WHAT YOU SHOULD DO: State only how many lines below include the string "orbit".

# Start of TASK INPUT

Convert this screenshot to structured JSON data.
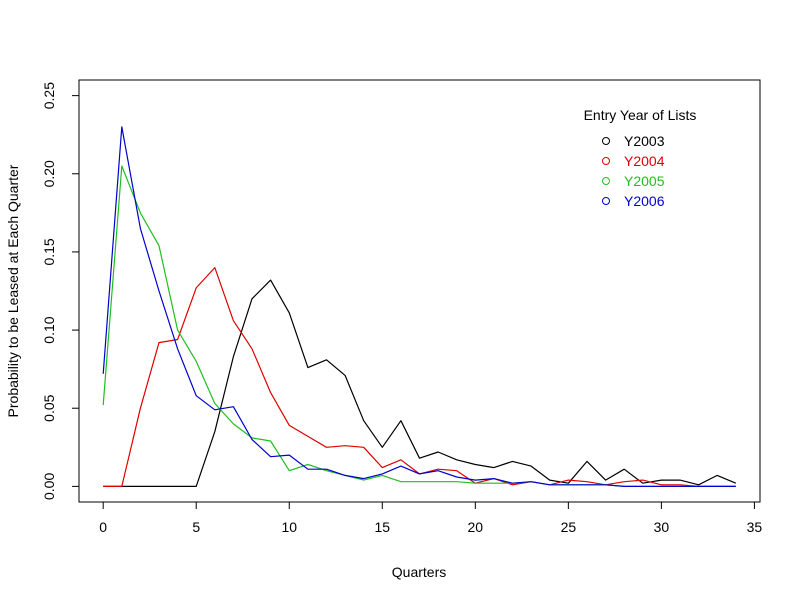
{
  "chart_data": {
    "type": "line",
    "title": "",
    "xlabel": "Quarters",
    "ylabel": "Probability to be Leased at Each Quarter",
    "xlim": [
      -1.3,
      35.3
    ],
    "ylim": [
      -0.01,
      0.26
    ],
    "xticks": [
      0,
      5,
      10,
      15,
      20,
      25,
      30,
      35
    ],
    "xtick_labels": [
      "0",
      "5",
      "10",
      "15",
      "20",
      "25",
      "30",
      "35"
    ],
    "yticks": [
      0.0,
      0.05,
      0.1,
      0.15,
      0.2,
      0.25
    ],
    "ytick_labels": [
      "0.00",
      "0.05",
      "0.10",
      "0.15",
      "0.20",
      "0.25"
    ],
    "grid": false,
    "legend": {
      "title": "Entry Year of Lists",
      "position": "top-right"
    },
    "x": [
      0,
      1,
      2,
      3,
      4,
      5,
      6,
      7,
      8,
      9,
      10,
      11,
      12,
      13,
      14,
      15,
      16,
      17,
      18,
      19,
      20,
      21,
      22,
      23,
      24,
      25,
      26,
      27,
      28,
      29,
      30,
      31,
      32,
      33,
      34
    ],
    "series": [
      {
        "name": "Y2003",
        "color": "#000000",
        "values": [
          0,
          0,
          0,
          0,
          0,
          0,
          0.035,
          0.083,
          0.12,
          0.132,
          0.111,
          0.076,
          0.081,
          0.071,
          0.042,
          0.025,
          0.042,
          0.018,
          0.022,
          0.017,
          0.014,
          0.012,
          0.016,
          0.013,
          0.004,
          0.002,
          0.016,
          0.004,
          0.011,
          0.002,
          0.004,
          0.004,
          0.001,
          0.007,
          0.002
        ]
      },
      {
        "name": "Y2004",
        "color": "#df0000",
        "values": [
          0,
          0,
          0.05,
          0.092,
          0.094,
          0.127,
          0.14,
          0.106,
          0.088,
          0.06,
          0.039,
          0.032,
          0.025,
          0.026,
          0.025,
          0.012,
          0.017,
          0.008,
          0.011,
          0.01,
          0.002,
          0.005,
          0.001,
          0.003,
          0.001,
          0.004,
          0.003,
          0.001,
          0.003,
          0.004,
          0.001,
          0.001,
          0,
          0,
          0
        ]
      },
      {
        "name": "Y2005",
        "color": "#1fbf1f",
        "values": [
          0.052,
          0.205,
          0.175,
          0.154,
          0.1,
          0.08,
          0.053,
          0.04,
          0.031,
          0.029,
          0.01,
          0.014,
          0.01,
          0.007,
          0.004,
          0.007,
          0.003,
          0.003,
          0.003,
          0.003,
          0.002,
          0.002,
          0.002,
          0.003,
          0.001,
          0.001,
          0.001,
          0.001,
          0,
          0,
          0,
          0,
          0,
          0,
          0
        ]
      },
      {
        "name": "Y2006",
        "color": "#0000cf",
        "values": [
          0.072,
          0.23,
          0.165,
          0.125,
          0.088,
          0.058,
          0.049,
          0.051,
          0.03,
          0.019,
          0.02,
          0.011,
          0.011,
          0.007,
          0.005,
          0.008,
          0.013,
          0.008,
          0.01,
          0.006,
          0.004,
          0.005,
          0.002,
          0.003,
          0.001,
          0.001,
          0.001,
          0.001,
          0,
          0,
          0,
          0,
          0,
          0,
          0
        ]
      }
    ]
  }
}
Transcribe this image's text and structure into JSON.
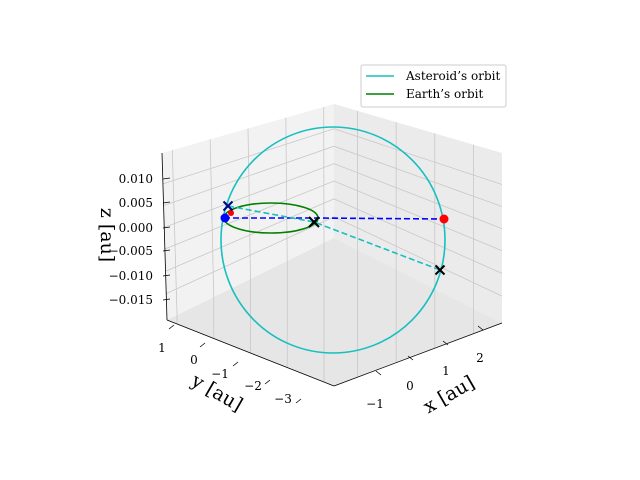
{
  "chart_data": {
    "type": "line3d",
    "title": "",
    "axes": {
      "x": {
        "label": "x [au]",
        "ticks": [
          "−1",
          "0",
          "1",
          "2"
        ]
      },
      "y": {
        "label": "y [au]",
        "ticks": [
          "1",
          "0",
          "−1",
          "−2",
          "−3"
        ]
      },
      "z": {
        "label": "z [au]",
        "ticks": [
          "0.010",
          "0.005",
          "0.000",
          "−0.005",
          "−0.010",
          "−0.015"
        ]
      }
    },
    "legend": {
      "placement": "top-right",
      "entries": [
        {
          "label": "Asteroid’s orbit",
          "color": "#17bfbf"
        },
        {
          "label": "Earth’s orbit",
          "color": "#008000"
        }
      ]
    },
    "series": [
      {
        "name": "Asteroid's orbit",
        "kind": "ellipse",
        "color": "#17bfbf"
      },
      {
        "name": "Earth's orbit",
        "kind": "ellipse",
        "color": "#008000"
      },
      {
        "name": "Blue dashed line",
        "kind": "dashed",
        "color": "#0000ff"
      },
      {
        "name": "Cyan dashed line",
        "kind": "dashed",
        "color": "#17bfbf"
      }
    ],
    "markers": [
      {
        "name": "blue-point",
        "shape": "dot",
        "color": "#0000ff"
      },
      {
        "name": "red-point-left",
        "shape": "dot",
        "color": "#ff0000"
      },
      {
        "name": "red-point-right",
        "shape": "dot",
        "color": "#ff0000"
      },
      {
        "name": "x-marker-top",
        "shape": "x",
        "color": "#00008b"
      },
      {
        "name": "x-marker-center",
        "shape": "x",
        "color": "#000000"
      },
      {
        "name": "x-marker-right",
        "shape": "x",
        "color": "#000000"
      }
    ]
  }
}
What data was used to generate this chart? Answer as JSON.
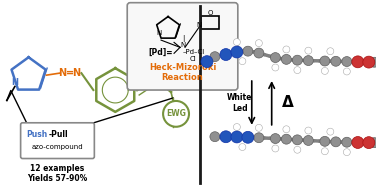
{
  "bg_color": "#ffffff",
  "left_panel": {
    "pyrrole_color": "#4472c4",
    "azo_color": "#e36c09",
    "benzene_color": "#76933c",
    "vinyl_color": "#76933c",
    "ewg_color": "#76933c",
    "push_color": "#4472c4",
    "pd_text_color": "#e36c09",
    "label_12ex": "12 examples",
    "label_yields": "Yields 57-90%",
    "push_pull_text1": "Push",
    "push_pull_text2": "-Pull",
    "azo_compound_label": "azo-compound",
    "heck_label": "Heck-Mizoroki\nReaction",
    "ewg_label": "EWG"
  },
  "right_panel": {
    "white_led_label": "White\nLed",
    "delta_label": "Δ"
  },
  "divider_color": "#1a1a1a"
}
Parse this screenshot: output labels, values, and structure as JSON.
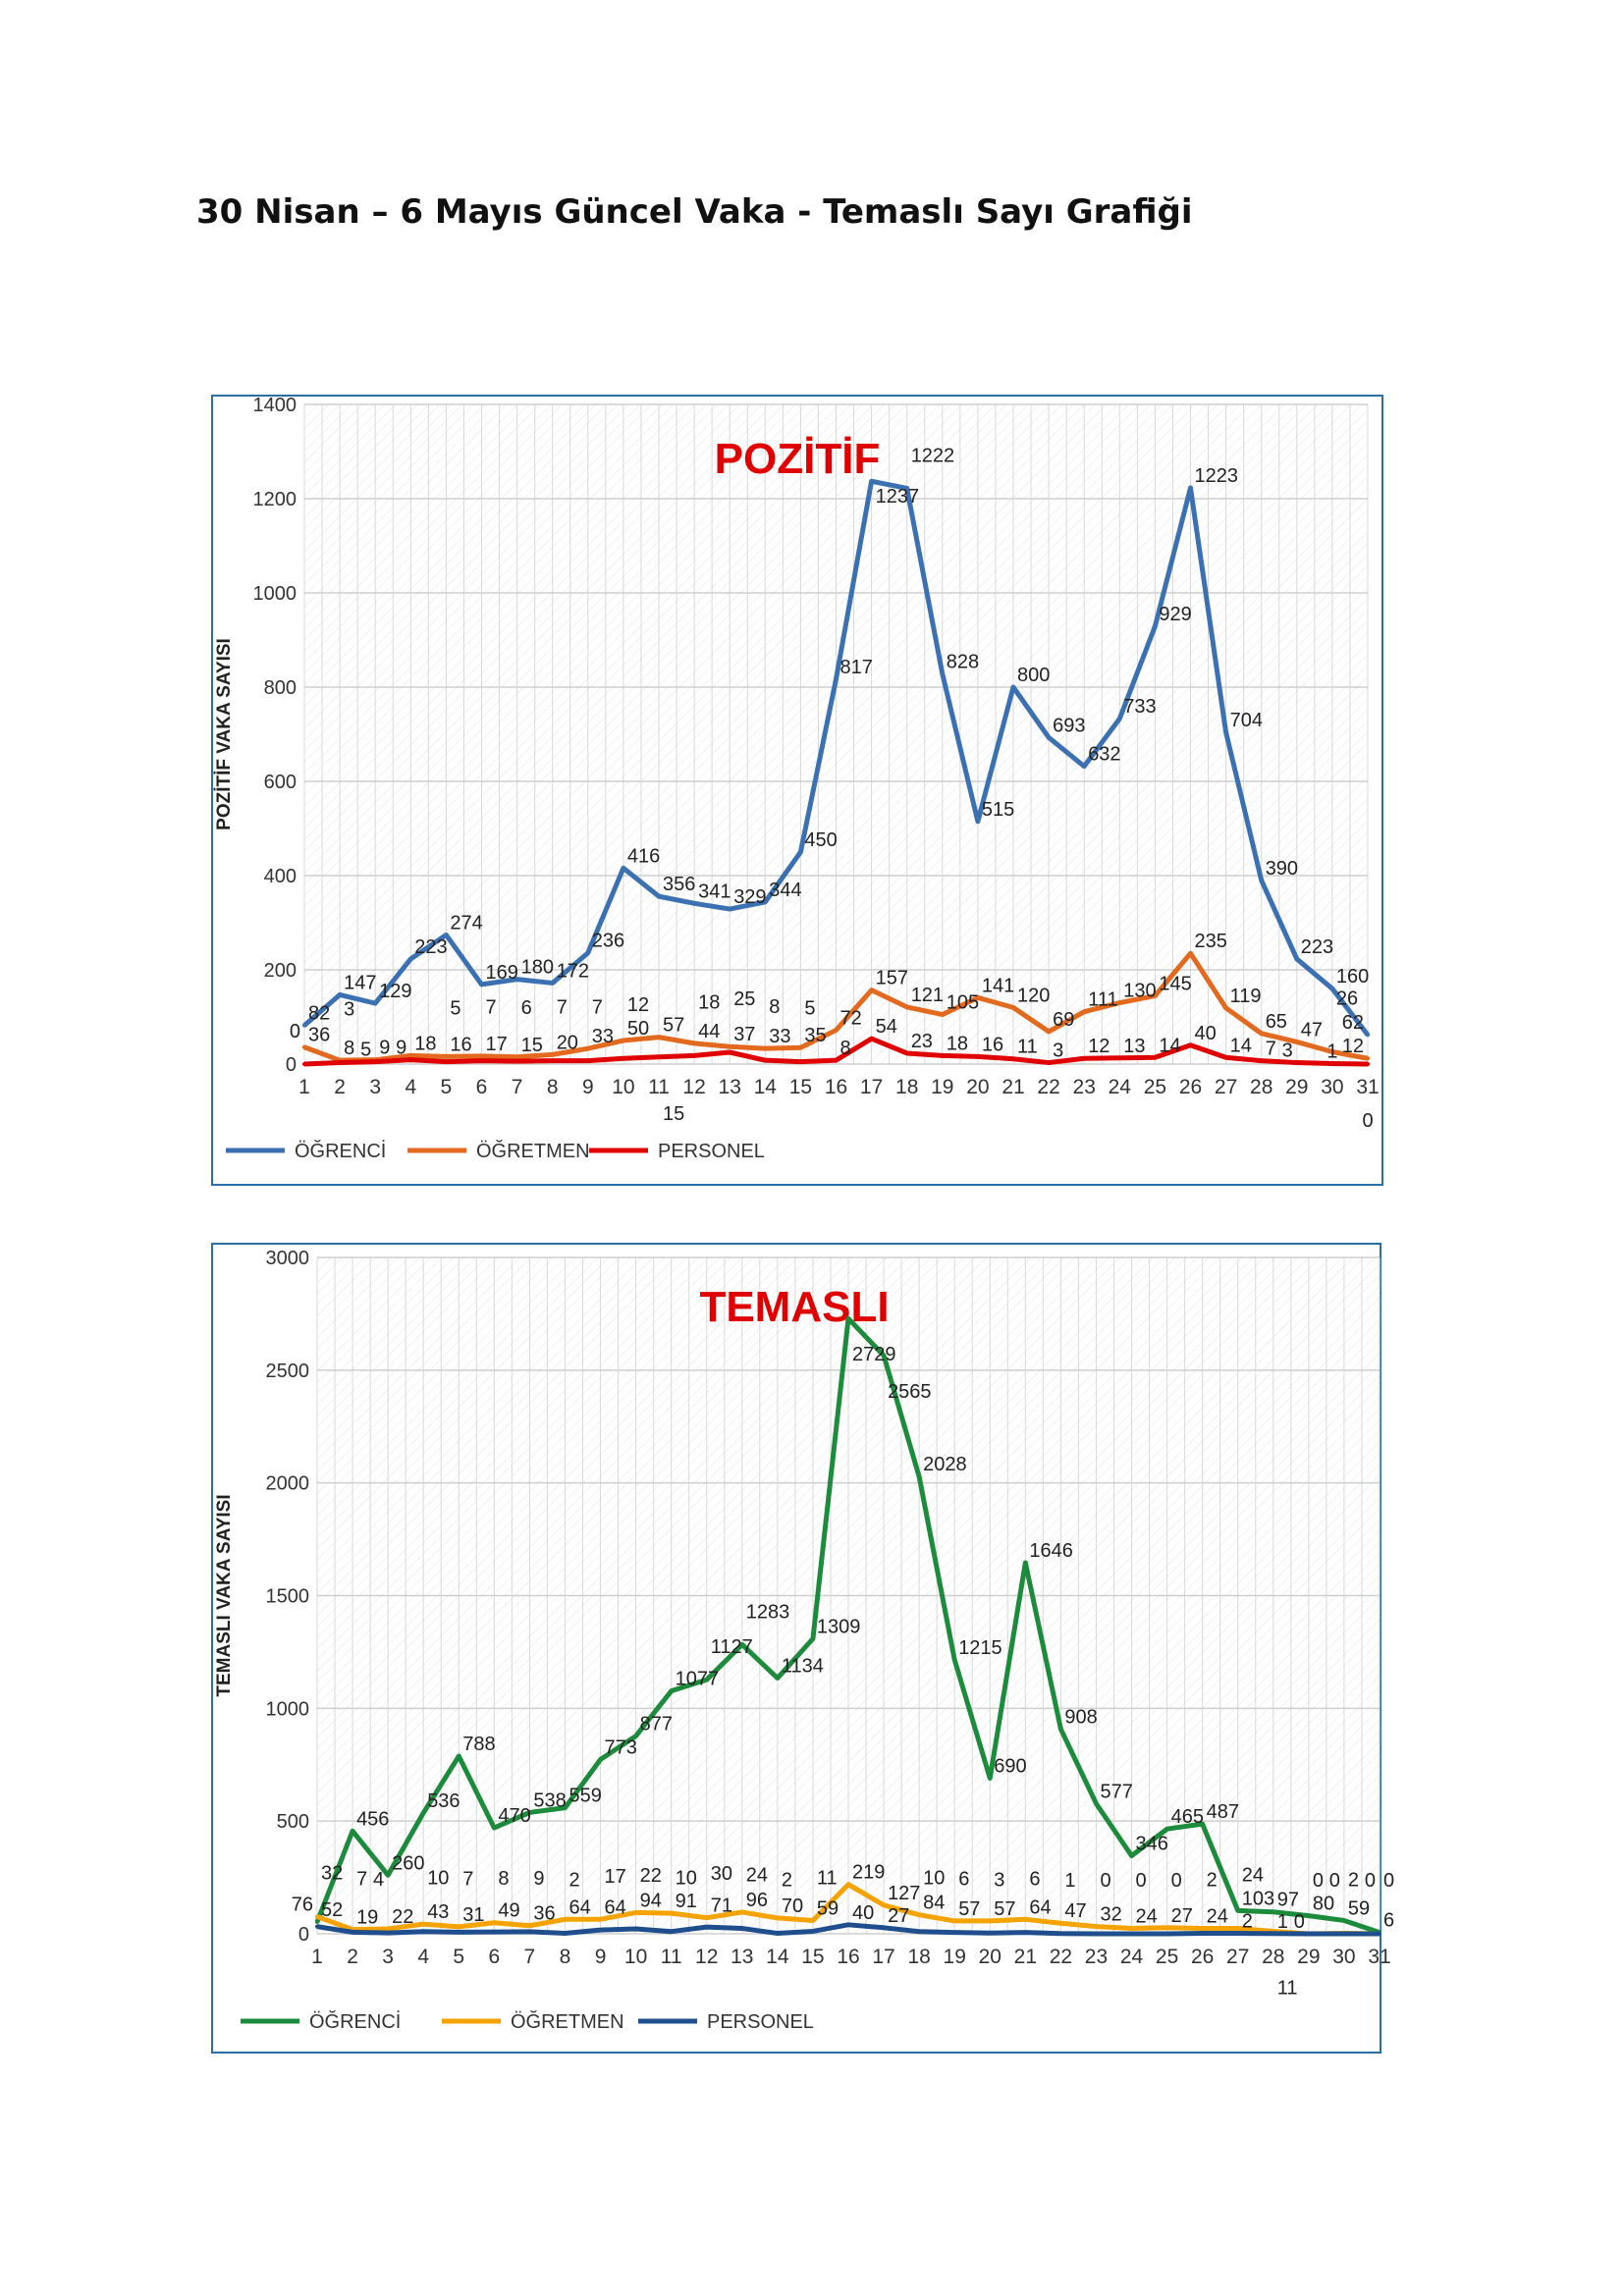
{
  "page_title": "30 Nisan – 6 Mayıs Güncel Vaka - Temaslı Sayı Grafiği",
  "chart_data": [
    {
      "type": "line",
      "title": "POZİTİF",
      "xlabel": "",
      "ylabel": "POZİTİF VAKA SAYISI",
      "ylim": [
        0,
        1400
      ],
      "yticks": [
        0,
        200,
        400,
        600,
        800,
        1000,
        1200,
        1400
      ],
      "x": [
        1,
        2,
        3,
        4,
        5,
        6,
        7,
        8,
        9,
        10,
        11,
        12,
        13,
        14,
        15,
        16,
        17,
        18,
        19,
        20,
        21,
        22,
        23,
        24,
        25,
        26,
        27,
        28,
        29,
        30,
        31
      ],
      "grid": true,
      "legend": "bottom-left",
      "series": [
        {
          "name": "ÖĞRENCİ",
          "color": "#3b70b2",
          "values": [
            82,
            147,
            129,
            223,
            274,
            169,
            180,
            172,
            236,
            416,
            356,
            341,
            329,
            344,
            450,
            817,
            1237,
            1222,
            828,
            515,
            800,
            693,
            632,
            733,
            929,
            1223,
            704,
            390,
            223,
            160,
            62
          ]
        },
        {
          "name": "ÖĞRETMEN",
          "color": "#e2691d",
          "values": [
            36,
            8,
            9,
            18,
            16,
            17,
            15,
            20,
            33,
            50,
            57,
            44,
            37,
            33,
            35,
            72,
            157,
            121,
            105,
            141,
            120,
            69,
            111,
            130,
            145,
            235,
            119,
            65,
            47,
            26,
            12
          ]
        },
        {
          "name": "PERSONEL",
          "color": "#e00000",
          "values": [
            0,
            3,
            5,
            9,
            5,
            7,
            6,
            7,
            7,
            12,
            15,
            18,
            25,
            8,
            5,
            8,
            54,
            23,
            18,
            16,
            11,
            3,
            12,
            13,
            14,
            40,
            14,
            7,
            3,
            1,
            0
          ]
        }
      ]
    },
    {
      "type": "line",
      "title": "TEMASLI",
      "xlabel": "",
      "ylabel": "TEMASLI VAKA SAYISI",
      "ylim": [
        0,
        3000
      ],
      "yticks": [
        0,
        500,
        1000,
        1500,
        2000,
        2500,
        3000
      ],
      "x": [
        1,
        2,
        3,
        4,
        5,
        6,
        7,
        8,
        9,
        10,
        11,
        12,
        13,
        14,
        15,
        16,
        17,
        18,
        19,
        20,
        21,
        22,
        23,
        24,
        25,
        26,
        27,
        28,
        29,
        30,
        31
      ],
      "grid": true,
      "legend": "bottom-left",
      "series": [
        {
          "name": "ÖĞRENCİ",
          "color": "#1d8b3c",
          "values": [
            52,
            456,
            260,
            536,
            788,
            470,
            538,
            559,
            773,
            877,
            1077,
            1127,
            1283,
            1134,
            1309,
            2729,
            2565,
            2028,
            1215,
            690,
            1646,
            908,
            577,
            346,
            465,
            487,
            103,
            97,
            80,
            59,
            6
          ]
        },
        {
          "name": "ÖĞRETMEN",
          "color": "#f4a300",
          "values": [
            76,
            19,
            22,
            43,
            31,
            49,
            36,
            64,
            64,
            94,
            91,
            71,
            96,
            70,
            59,
            219,
            127,
            84,
            57,
            57,
            64,
            47,
            32,
            24,
            27,
            24,
            24,
            11,
            0,
            2,
            0
          ]
        },
        {
          "name": "PERSONEL",
          "color": "#1f4e8c",
          "values": [
            32,
            7,
            4,
            10,
            7,
            8,
            9,
            2,
            17,
            22,
            10,
            30,
            24,
            2,
            11,
            40,
            27,
            10,
            6,
            3,
            6,
            1,
            0,
            0,
            0,
            2,
            2,
            1,
            0,
            0,
            0
          ]
        }
      ]
    }
  ]
}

# End of TASK INPUT

SOLUTION TO THIS PROBLEM: 4